* PROMPT A:
Print the model-training code word for word, starting at "np.save(os.path.join(outpath, 'x_train'), x_train)" and ending at "np.save(os.path.join(outpath, 'ids_train'), ids_train)".
* PROMPT B:
For each statement, answer yes or no based on the model-training code, and quote the exact words that decide it: (i) the embedding dimension is set to 100; (ii) the LSTM layer returns sequences; (iii) the last Dense layer uses a sigmoid activation.

CPU times: user 2.06 s, sys: 11.8 ms, total: 2.07 s
Wall time: 2.07 s


# Model Training

In [15]:
embedding_dim = 100
maxlen = 200

In [16]:
# Randomnly Split Data based on product ids
# We will use reviews of 80% of the eligible products to build the model
# The rest to evaluate and test shap explainer
np.random.seed(55)
train_prods = np.random.choice(prods_to_keep, size = int(len(prods_to_keep)*0.7), replace = False)
test_prods = list(set(prods_to_keep).difference(set(train_prods)))
assert len(train_prods) + len(test_prods) == len(prods_to_keep)

indices = [idx if i in train_prods else -1 for idx, i in enumerate(prod_ids)]
train_indices = np.array(list(filter(lambda x: x != -1, indices)))
indices_test = [idx if i not in train_prods else -1 for idx, i in enumerate(prod_ids)]
test_indices = np.array(list(filter(lambda x: x != -1, indices_test)))
assert len(train_indices) + len(test_indices) == len(prod_ids)

x_train = data[train_indices]
y_train = np.array(labels)[train_indices]
ids_train = np.array(ids)[train_indices]
prod_ids_train = np.array(prod_ids)[train_indices]

x_test =  data[test_indices]
y_test =  np.array(labels)[test_indices]
ids_test = np.array(ids)[test_indices]
prod_ids_test = np.array(prod_ids)[test_indices]

In [16]:
# Save numpy arrays
outpath = 'Data'

np.save(os.path.join(outpath, 'x_train'), x_train)
np.save(os.path.join(outpath, 'y_train'), y_train)
np.save(os.path.join(outpath, 'ids_train'), ids_train)
np.save(os.path.join(outpath, 'prod_ids_train'), prod_ids_train)

np.save(os.path.join(outpath, 'x_test'), x_test)
np.save(os.path.join(outpath, 'y_test'), y_test)
np.save(os.path.join(outpath, 'ids_test'), ids_test)
np.save(os.path.join(outpath, 'prod_ids_test'), prod_ids_test)

with open(os.path.join(outpath, 'dictionary.pickle'), "wb") as output_file:
  pickle.dump(tokenizer, output_file)

In [17]:
# Define Model

def lstm_model(max_words, embedding_dim, input_length):

  model = Sequential()
  model.add(Embedding(max_words, embedding_dim, input_length=input_length))
  model.add(LSTM(100, return_sequences = False)) 
  model.add(Dense(32, activation='relu'))
  model.add(Dense(1, activation='sigmoid'))

  model.summary()

* DATA PROVIDED:
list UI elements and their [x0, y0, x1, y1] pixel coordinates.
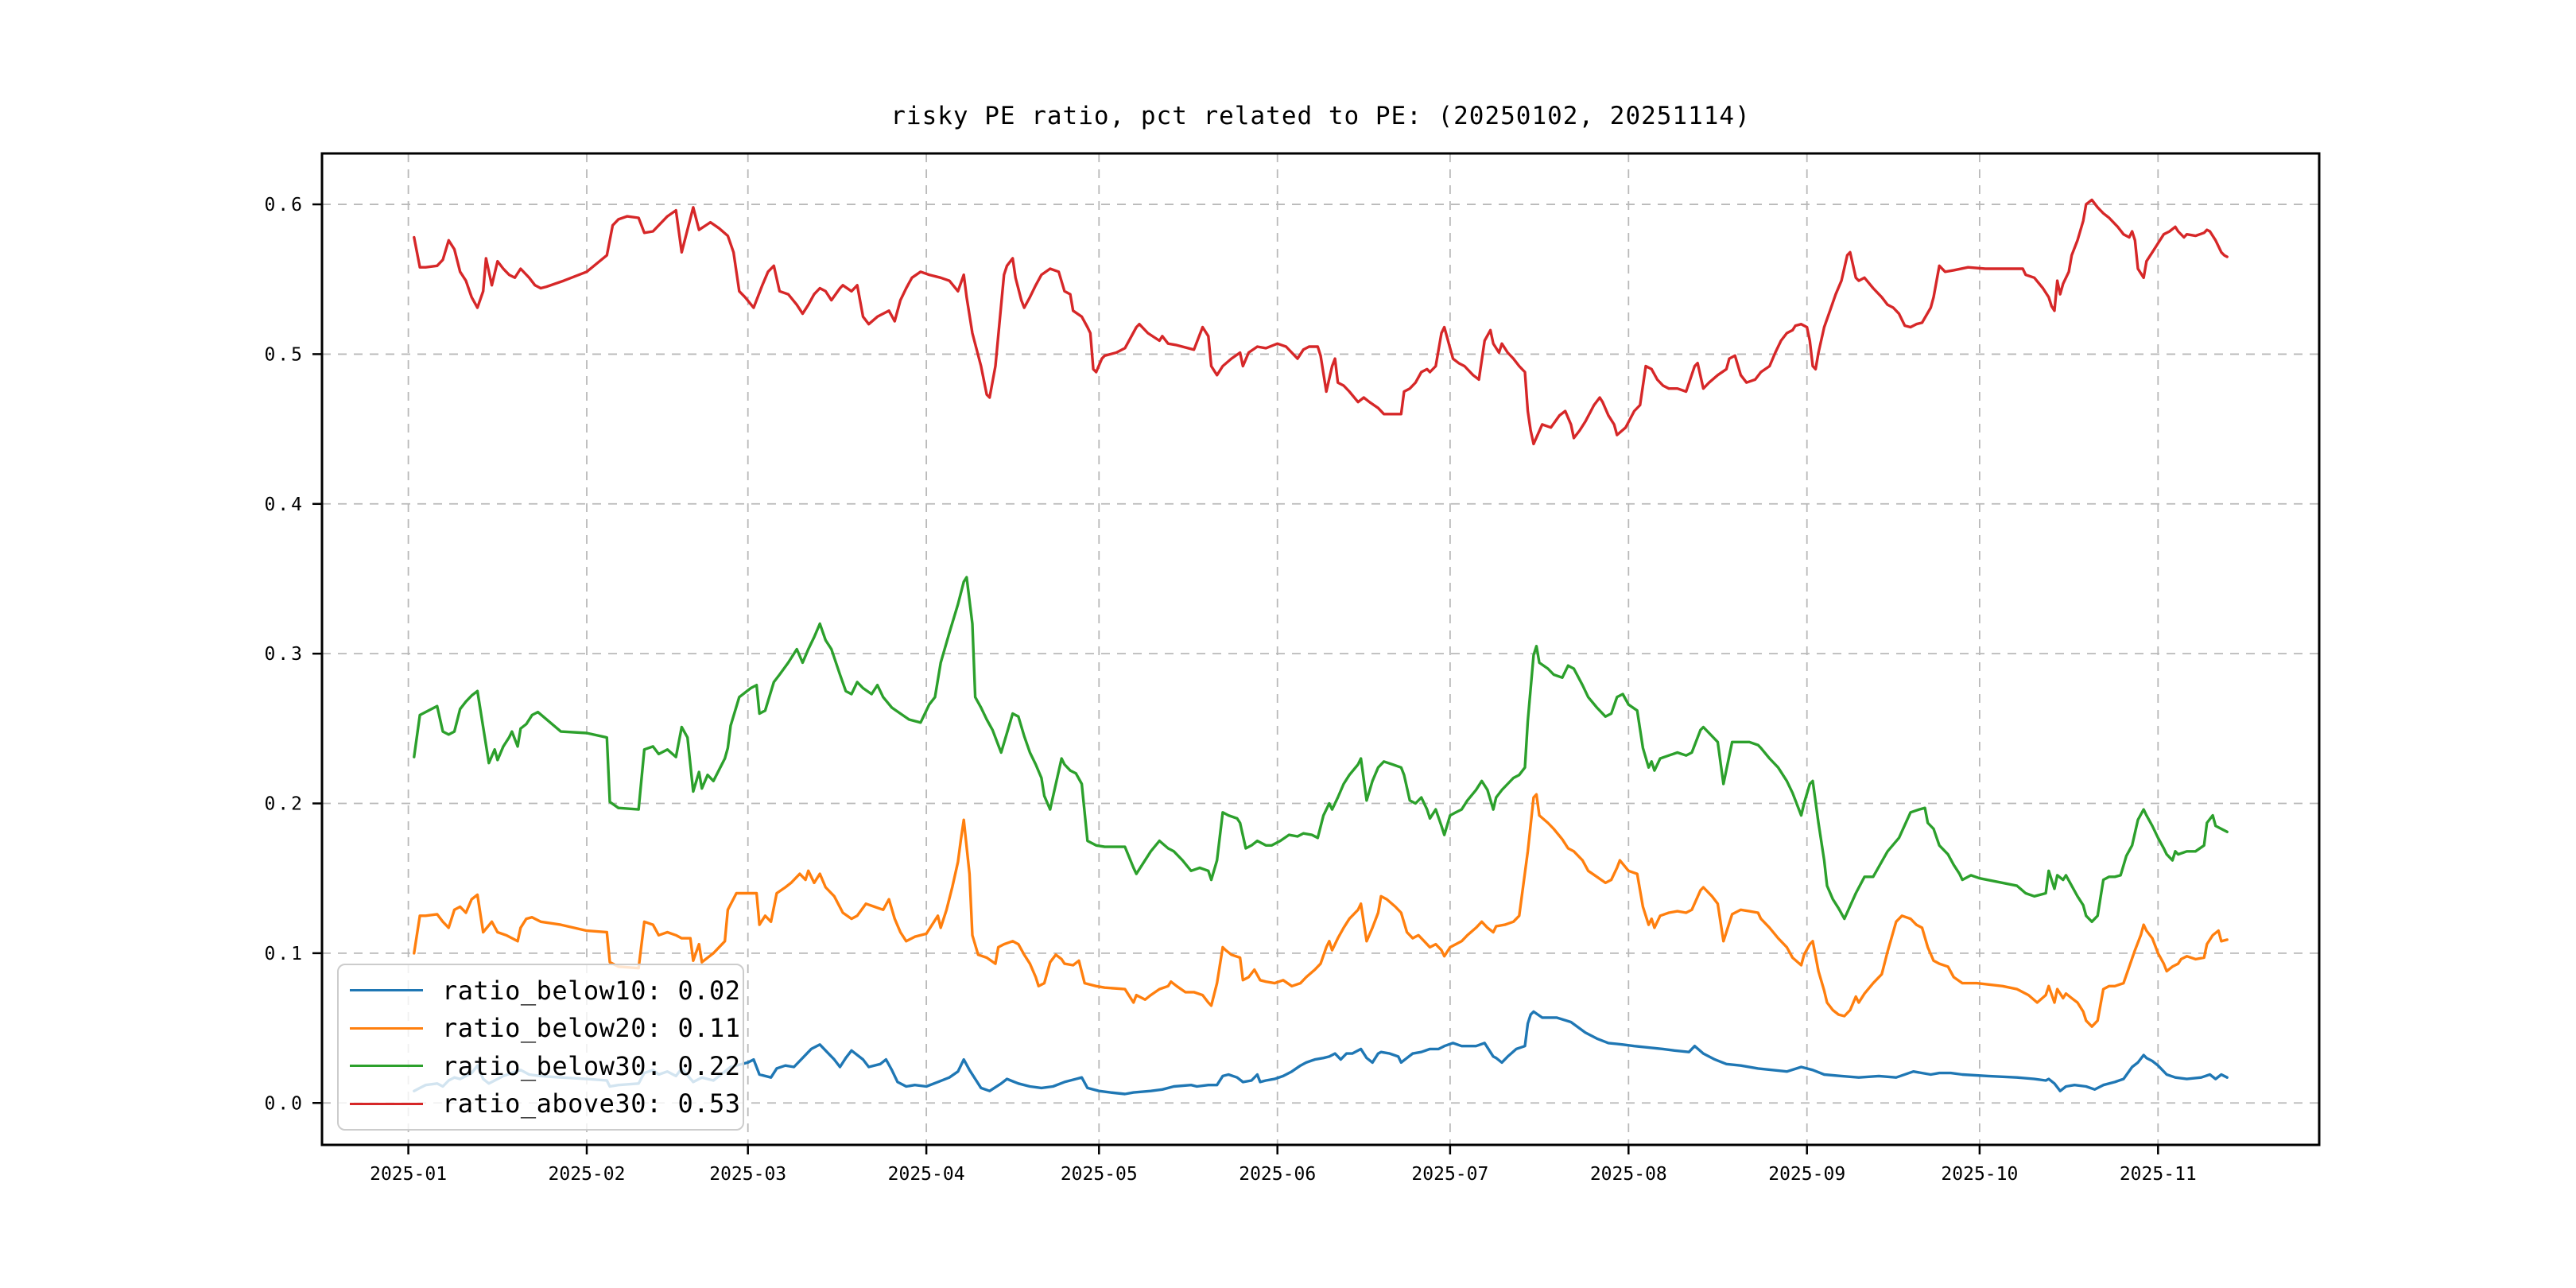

* FULL RESPONSE A:
np.save(os.path.join(outpath, 'x_train'), x_train)
np.save(os.path.join(outpath, 'y_train'), y_train)
np.save(os.path.join(outpath, 'ids_train'), ids_train)

* FULL RESPONSE B:
(i) Yes: "embedding_dim = 100"
(ii) No: "model.add(LSTM(100, return_sequences = False))"
(iii) Yes: "model.add(Dense(1, activation='sigmoid'))"